--- start INPUT ---
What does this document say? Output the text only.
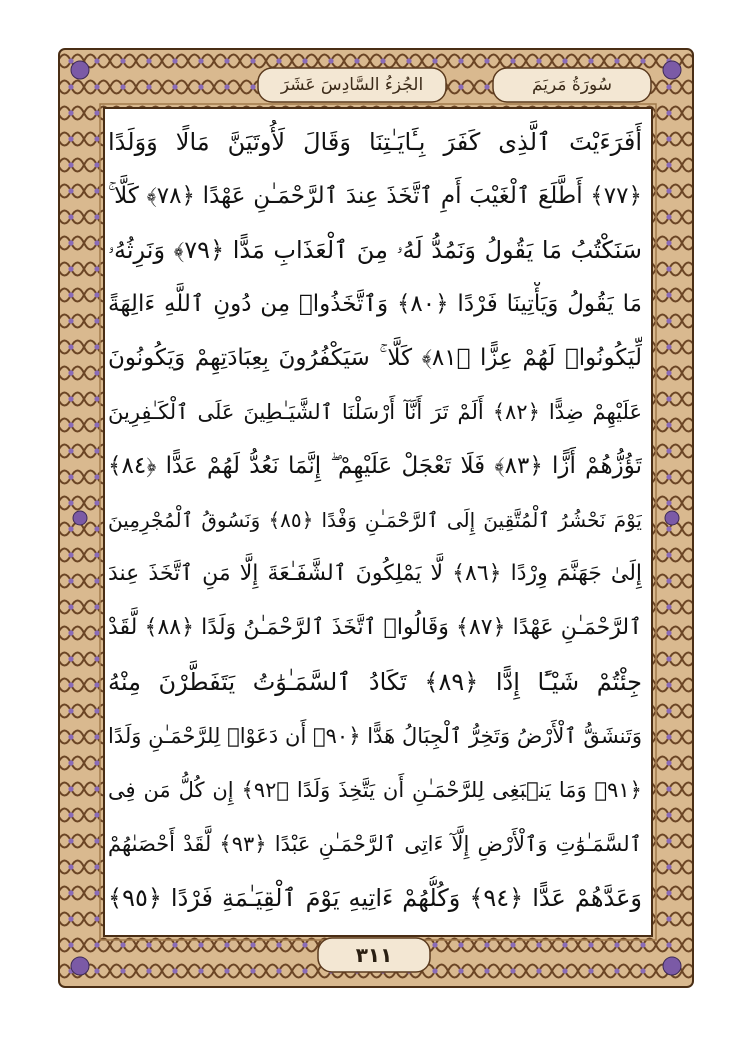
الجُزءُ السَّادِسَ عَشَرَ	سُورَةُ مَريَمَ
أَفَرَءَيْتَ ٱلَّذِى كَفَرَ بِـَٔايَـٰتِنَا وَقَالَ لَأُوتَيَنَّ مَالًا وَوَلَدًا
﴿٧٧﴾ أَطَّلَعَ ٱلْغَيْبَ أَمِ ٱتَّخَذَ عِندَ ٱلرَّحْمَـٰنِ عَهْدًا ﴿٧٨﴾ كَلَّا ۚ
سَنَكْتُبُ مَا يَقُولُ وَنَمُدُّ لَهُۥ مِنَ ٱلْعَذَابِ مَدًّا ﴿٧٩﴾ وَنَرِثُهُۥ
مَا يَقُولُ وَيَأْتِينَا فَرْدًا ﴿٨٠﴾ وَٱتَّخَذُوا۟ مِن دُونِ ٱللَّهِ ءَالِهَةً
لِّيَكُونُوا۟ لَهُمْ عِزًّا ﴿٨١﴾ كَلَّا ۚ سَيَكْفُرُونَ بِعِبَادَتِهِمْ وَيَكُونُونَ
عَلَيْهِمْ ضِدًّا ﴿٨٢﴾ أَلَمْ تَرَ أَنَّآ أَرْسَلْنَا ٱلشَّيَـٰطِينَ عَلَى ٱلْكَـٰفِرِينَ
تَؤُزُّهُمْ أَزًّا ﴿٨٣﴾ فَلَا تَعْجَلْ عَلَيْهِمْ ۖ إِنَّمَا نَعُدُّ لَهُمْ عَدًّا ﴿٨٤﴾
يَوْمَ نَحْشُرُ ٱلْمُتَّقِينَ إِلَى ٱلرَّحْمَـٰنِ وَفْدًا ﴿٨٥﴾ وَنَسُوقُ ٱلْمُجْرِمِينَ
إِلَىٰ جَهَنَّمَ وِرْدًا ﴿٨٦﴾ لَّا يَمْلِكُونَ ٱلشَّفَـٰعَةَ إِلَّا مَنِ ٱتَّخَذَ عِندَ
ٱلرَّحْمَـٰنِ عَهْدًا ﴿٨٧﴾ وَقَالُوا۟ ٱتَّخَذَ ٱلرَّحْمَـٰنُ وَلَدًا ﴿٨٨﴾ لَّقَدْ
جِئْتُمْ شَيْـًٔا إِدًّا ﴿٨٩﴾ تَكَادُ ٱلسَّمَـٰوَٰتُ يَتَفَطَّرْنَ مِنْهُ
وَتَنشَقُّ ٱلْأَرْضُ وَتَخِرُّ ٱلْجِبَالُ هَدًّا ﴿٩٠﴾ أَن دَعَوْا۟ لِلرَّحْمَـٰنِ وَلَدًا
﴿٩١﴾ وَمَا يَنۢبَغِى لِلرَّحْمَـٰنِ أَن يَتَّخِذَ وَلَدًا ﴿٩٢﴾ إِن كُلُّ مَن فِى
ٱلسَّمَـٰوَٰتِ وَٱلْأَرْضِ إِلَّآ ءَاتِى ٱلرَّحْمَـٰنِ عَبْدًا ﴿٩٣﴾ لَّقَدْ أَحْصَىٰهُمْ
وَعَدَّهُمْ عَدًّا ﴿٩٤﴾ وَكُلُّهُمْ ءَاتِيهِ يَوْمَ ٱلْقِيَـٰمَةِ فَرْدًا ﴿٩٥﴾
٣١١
--- end INPUT ---
● PROBLEM TO WORK ON
Each record should be quoted exactly, with the images omitted.

● SOLUTION TO THIS TASK
What does this document say? Output the text only.
الجُزءُ السَّادِسَ عَشَرَ	سُورَةُ مَريَمَ
أَفَرَءَيْتَ ٱلَّذِى كَفَرَ بِـَٔايَـٰتِنَا وَقَالَ لَأُوتَيَنَّ مَالًا وَوَلَدًا
﴿٧٧﴾ أَطَّلَعَ ٱلْغَيْبَ أَمِ ٱتَّخَذَ عِندَ ٱلرَّحْمَـٰنِ عَهْدًا ﴿٧٨﴾ كَلَّا ۚ
سَنَكْتُبُ مَا يَقُولُ وَنَمُدُّ لَهُۥ مِنَ ٱلْعَذَابِ مَدًّا ﴿٧٩﴾ وَنَرِثُهُۥ
مَا يَقُولُ وَيَأْتِينَا فَرْدًا ﴿٨٠﴾ وَٱتَّخَذُوا۟ مِن دُونِ ٱللَّهِ ءَالِهَةً
لِّيَكُونُوا۟ لَهُمْ عِزًّا ﴿٨١﴾ كَلَّا ۚ سَيَكْفُرُونَ بِعِبَادَتِهِمْ وَيَكُونُونَ
عَلَيْهِمْ ضِدًّا ﴿٨٢﴾ أَلَمْ تَرَ أَنَّآ أَرْسَلْنَا ٱلشَّيَـٰطِينَ عَلَى ٱلْكَـٰفِرِينَ
تَؤُزُّهُمْ أَزًّا ﴿٨٣﴾ فَلَا تَعْجَلْ عَلَيْهِمْ ۖ إِنَّمَا نَعُدُّ لَهُمْ عَدًّا ﴿٨٤﴾
يَوْمَ نَحْشُرُ ٱلْمُتَّقِينَ إِلَى ٱلرَّحْمَـٰنِ وَفْدًا ﴿٨٥﴾ وَنَسُوقُ ٱلْمُجْرِمِينَ
إِلَىٰ جَهَنَّمَ وِرْدًا ﴿٨٦﴾ لَّا يَمْلِكُونَ ٱلشَّفَـٰعَةَ إِلَّا مَنِ ٱتَّخَذَ عِندَ
ٱلرَّحْمَـٰنِ عَهْدًا ﴿٨٧﴾ وَقَالُوا۟ ٱتَّخَذَ ٱلرَّحْمَـٰنُ وَلَدًا ﴿٨٨﴾ لَّقَدْ
جِئْتُمْ شَيْـًٔا إِدًّا ﴿٨٩﴾ تَكَادُ ٱلسَّمَـٰوَٰتُ يَتَفَطَّرْنَ مِنْهُ
وَتَنشَقُّ ٱلْأَرْضُ وَتَخِرُّ ٱلْجِبَالُ هَدًّا ﴿٩٠﴾ أَن دَعَوْا۟ لِلرَّحْمَـٰنِ وَلَدًا
﴿٩١﴾ وَمَا يَنۢبَغِى لِلرَّحْمَـٰنِ أَن يَتَّخِذَ وَلَدًا ﴿٩٢﴾ إِن كُلُّ مَن فِى
ٱلسَّمَـٰوَٰتِ وَٱلْأَرْضِ إِلَّآ ءَاتِى ٱلرَّحْمَـٰنِ عَبْدًا ﴿٩٣﴾ لَّقَدْ أَحْصَىٰهُمْ
وَعَدَّهُمْ عَدًّا ﴿٩٤﴾ وَكُلُّهُمْ ءَاتِيهِ يَوْمَ ٱلْقِيَـٰمَةِ فَرْدًا ﴿٩٥﴾
٣١١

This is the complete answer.